_To do_. Locate each line holding the string "title" and copy it.
*** Records provided
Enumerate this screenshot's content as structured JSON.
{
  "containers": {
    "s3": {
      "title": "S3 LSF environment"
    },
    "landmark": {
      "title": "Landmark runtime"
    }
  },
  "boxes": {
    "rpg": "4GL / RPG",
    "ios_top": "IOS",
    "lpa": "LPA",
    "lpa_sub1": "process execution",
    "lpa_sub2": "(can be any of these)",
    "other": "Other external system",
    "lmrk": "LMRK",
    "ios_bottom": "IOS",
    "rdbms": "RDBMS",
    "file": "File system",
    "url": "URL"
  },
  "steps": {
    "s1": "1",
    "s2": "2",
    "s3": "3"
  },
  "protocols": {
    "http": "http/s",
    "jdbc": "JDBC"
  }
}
******
*** Records provided
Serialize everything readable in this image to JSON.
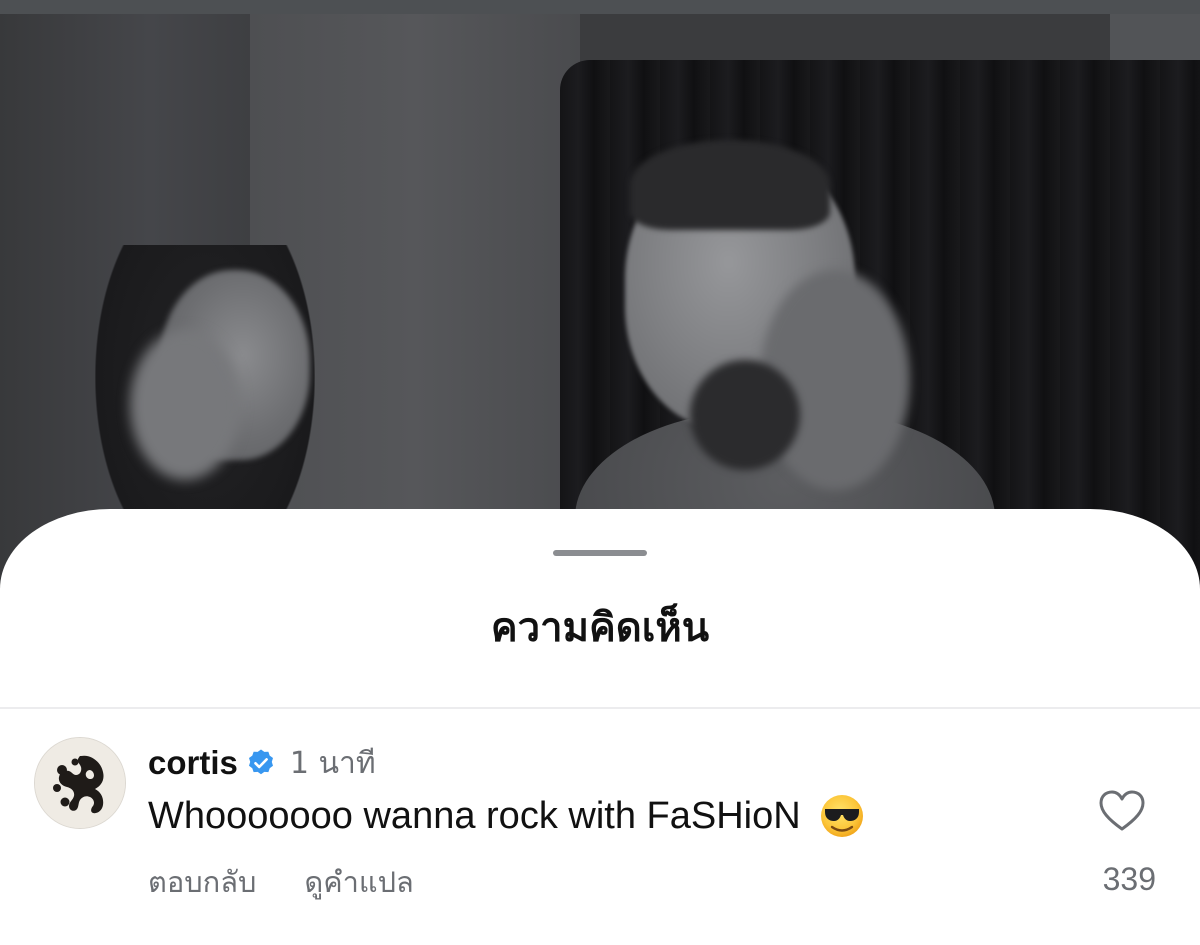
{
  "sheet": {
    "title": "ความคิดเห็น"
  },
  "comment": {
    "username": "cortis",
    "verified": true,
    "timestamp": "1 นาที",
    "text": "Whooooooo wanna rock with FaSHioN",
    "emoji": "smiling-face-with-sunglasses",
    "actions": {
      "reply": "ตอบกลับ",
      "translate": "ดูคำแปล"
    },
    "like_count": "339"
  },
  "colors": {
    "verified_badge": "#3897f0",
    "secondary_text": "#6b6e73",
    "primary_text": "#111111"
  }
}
******
_Expected answer_.
      "title": "S3 LSF environment"
      "title": "Landmark runtime"
    "title": "ความคิดเห็น"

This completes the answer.